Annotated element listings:
■ ■ ■

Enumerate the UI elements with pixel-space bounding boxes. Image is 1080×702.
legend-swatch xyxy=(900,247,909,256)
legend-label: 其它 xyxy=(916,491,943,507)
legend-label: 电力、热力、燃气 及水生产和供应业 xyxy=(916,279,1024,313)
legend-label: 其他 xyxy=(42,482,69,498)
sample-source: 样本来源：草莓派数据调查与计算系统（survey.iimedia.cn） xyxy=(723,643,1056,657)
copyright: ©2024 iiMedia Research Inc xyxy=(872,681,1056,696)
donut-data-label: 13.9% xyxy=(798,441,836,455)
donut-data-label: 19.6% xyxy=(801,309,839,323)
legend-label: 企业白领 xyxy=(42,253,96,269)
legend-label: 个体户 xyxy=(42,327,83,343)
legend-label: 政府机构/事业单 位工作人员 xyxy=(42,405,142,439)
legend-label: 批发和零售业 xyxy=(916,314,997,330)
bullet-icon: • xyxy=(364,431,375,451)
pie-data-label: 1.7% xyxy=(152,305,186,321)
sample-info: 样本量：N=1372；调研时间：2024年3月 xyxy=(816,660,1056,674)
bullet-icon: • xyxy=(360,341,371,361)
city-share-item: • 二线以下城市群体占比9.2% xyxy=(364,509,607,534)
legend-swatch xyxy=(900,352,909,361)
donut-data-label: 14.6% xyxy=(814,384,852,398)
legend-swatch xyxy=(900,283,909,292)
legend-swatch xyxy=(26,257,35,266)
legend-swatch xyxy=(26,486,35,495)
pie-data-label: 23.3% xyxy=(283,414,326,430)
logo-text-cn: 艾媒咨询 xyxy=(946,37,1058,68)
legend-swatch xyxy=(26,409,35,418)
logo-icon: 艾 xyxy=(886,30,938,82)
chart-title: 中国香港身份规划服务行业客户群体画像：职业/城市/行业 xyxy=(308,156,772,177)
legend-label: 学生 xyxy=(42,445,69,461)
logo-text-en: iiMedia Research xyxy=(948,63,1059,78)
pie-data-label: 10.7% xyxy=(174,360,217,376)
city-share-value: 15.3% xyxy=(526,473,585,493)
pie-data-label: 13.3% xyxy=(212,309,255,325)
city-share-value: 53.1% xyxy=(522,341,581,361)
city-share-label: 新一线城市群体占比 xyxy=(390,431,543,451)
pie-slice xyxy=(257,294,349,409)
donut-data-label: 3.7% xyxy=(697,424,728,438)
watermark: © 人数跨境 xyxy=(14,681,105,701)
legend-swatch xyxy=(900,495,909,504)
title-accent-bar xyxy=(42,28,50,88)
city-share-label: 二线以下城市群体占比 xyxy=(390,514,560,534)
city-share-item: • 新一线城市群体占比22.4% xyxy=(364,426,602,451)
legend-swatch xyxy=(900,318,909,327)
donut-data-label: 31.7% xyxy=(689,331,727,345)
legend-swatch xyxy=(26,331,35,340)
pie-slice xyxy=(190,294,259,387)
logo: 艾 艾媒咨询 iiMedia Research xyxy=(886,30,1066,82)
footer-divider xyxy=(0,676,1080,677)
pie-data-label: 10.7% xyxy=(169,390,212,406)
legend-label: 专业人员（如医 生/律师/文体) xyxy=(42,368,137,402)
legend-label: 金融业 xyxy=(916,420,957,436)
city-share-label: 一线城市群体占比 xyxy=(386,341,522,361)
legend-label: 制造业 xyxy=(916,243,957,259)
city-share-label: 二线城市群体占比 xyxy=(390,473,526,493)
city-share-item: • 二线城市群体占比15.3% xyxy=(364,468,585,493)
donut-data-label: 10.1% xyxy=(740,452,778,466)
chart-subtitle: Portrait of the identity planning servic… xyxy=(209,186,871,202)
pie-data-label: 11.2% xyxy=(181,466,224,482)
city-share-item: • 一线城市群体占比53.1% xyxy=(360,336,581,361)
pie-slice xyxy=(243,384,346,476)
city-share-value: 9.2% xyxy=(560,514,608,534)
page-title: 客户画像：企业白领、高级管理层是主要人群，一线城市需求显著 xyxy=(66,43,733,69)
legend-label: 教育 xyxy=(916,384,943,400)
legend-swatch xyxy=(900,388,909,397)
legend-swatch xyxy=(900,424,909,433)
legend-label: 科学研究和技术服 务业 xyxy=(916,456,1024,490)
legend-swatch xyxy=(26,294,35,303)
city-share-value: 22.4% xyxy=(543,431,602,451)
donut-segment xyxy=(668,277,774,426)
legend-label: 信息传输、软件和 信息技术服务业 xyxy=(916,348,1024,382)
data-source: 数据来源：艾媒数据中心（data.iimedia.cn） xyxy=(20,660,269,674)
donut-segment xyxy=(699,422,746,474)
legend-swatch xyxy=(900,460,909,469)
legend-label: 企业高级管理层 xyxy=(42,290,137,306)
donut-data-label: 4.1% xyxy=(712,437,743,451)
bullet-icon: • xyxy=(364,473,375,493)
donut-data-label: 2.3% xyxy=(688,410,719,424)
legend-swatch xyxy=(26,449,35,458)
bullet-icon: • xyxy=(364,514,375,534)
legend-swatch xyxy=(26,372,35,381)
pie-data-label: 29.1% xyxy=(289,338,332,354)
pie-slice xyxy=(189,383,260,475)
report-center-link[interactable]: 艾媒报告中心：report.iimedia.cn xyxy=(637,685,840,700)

■ ■ ■

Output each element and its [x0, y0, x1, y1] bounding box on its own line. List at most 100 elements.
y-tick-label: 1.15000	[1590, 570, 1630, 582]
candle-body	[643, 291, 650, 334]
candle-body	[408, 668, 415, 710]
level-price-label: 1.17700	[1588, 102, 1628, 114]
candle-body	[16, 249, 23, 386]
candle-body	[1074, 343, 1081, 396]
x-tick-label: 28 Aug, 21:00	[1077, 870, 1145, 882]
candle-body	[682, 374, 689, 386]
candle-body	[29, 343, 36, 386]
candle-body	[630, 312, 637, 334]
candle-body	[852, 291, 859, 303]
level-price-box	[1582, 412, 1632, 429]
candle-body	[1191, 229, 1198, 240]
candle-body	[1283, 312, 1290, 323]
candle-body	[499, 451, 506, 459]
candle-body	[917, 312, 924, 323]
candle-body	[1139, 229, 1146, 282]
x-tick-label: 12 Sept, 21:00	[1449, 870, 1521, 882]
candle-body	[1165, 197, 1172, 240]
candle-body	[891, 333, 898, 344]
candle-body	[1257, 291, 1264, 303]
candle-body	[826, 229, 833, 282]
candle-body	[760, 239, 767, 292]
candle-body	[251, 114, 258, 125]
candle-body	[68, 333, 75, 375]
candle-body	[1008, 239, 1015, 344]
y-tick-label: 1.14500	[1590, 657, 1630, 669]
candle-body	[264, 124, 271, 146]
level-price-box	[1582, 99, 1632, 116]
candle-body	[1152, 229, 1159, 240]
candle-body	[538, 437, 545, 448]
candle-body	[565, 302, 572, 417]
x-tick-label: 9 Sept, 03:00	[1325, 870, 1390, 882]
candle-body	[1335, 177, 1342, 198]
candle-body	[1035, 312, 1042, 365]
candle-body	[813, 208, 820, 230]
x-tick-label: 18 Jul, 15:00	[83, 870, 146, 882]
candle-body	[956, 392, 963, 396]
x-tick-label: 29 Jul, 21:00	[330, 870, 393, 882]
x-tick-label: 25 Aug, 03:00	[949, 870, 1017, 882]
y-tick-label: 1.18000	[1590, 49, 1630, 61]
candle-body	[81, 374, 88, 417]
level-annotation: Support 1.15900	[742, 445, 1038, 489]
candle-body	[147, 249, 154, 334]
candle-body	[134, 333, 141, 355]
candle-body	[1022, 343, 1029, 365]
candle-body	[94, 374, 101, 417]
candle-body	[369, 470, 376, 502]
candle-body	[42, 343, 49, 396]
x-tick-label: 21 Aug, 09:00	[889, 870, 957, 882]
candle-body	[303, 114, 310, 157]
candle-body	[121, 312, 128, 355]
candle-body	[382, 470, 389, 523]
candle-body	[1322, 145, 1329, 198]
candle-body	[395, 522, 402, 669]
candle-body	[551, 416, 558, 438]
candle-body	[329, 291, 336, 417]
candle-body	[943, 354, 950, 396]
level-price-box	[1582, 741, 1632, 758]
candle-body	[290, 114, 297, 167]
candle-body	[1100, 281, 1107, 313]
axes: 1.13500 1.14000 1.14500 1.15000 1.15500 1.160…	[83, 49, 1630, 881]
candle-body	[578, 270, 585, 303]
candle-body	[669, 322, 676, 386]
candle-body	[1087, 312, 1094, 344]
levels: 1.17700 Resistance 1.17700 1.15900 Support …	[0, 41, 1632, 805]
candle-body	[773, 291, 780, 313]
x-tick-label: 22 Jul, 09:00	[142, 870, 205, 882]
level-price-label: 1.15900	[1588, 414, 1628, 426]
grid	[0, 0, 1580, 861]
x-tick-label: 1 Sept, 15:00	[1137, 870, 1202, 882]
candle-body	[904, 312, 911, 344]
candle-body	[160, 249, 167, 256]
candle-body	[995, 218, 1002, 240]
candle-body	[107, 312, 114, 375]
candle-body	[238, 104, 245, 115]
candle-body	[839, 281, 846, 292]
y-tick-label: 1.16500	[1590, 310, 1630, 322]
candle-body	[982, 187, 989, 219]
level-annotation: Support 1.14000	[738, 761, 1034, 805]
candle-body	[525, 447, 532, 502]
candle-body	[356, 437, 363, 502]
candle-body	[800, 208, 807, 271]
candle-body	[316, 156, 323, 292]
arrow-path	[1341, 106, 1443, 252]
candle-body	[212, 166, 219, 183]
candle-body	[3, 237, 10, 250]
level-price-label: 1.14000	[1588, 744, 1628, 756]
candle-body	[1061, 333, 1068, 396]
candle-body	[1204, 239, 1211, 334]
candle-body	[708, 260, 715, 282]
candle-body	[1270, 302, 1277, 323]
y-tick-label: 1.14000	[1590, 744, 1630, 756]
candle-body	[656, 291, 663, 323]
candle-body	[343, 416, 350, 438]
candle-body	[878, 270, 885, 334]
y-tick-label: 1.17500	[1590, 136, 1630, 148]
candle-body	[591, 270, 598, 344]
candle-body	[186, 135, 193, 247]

■ ■ ■

Turn the items from the line containing "Output each element" through the line containing "333, 898, 344]" into a numbered list, one line per entry with blank lines omitted, and include no other lines.

Right answer:
1. Output each element and its [x0, y0, x1, y1] bounding box on its own line. List at most 100 elements.
2. y-tick-label: 1.15000	[1590, 570, 1630, 582]
3. candle-body	[643, 291, 650, 334]
4. candle-body	[408, 668, 415, 710]
5. level-price-label: 1.17700	[1588, 102, 1628, 114]
6. candle-body	[16, 249, 23, 386]
7. candle-body	[1074, 343, 1081, 396]
8. x-tick-label: 28 Aug, 21:00	[1077, 870, 1145, 882]
9. candle-body	[682, 374, 689, 386]
10. candle-body	[29, 343, 36, 386]
11. candle-body	[630, 312, 637, 334]
12. candle-body	[852, 291, 859, 303]
13. level-price-box	[1582, 412, 1632, 429]
14. candle-body	[1191, 229, 1198, 240]
15. candle-body	[1283, 312, 1290, 323]
16. candle-body	[499, 451, 506, 459]
17. candle-body	[917, 312, 924, 323]
18. candle-body	[1139, 229, 1146, 282]
19. x-tick-label: 12 Sept, 21:00	[1449, 870, 1521, 882]
20. candle-body	[1165, 197, 1172, 240]
21. candle-body	[891, 333, 898, 344]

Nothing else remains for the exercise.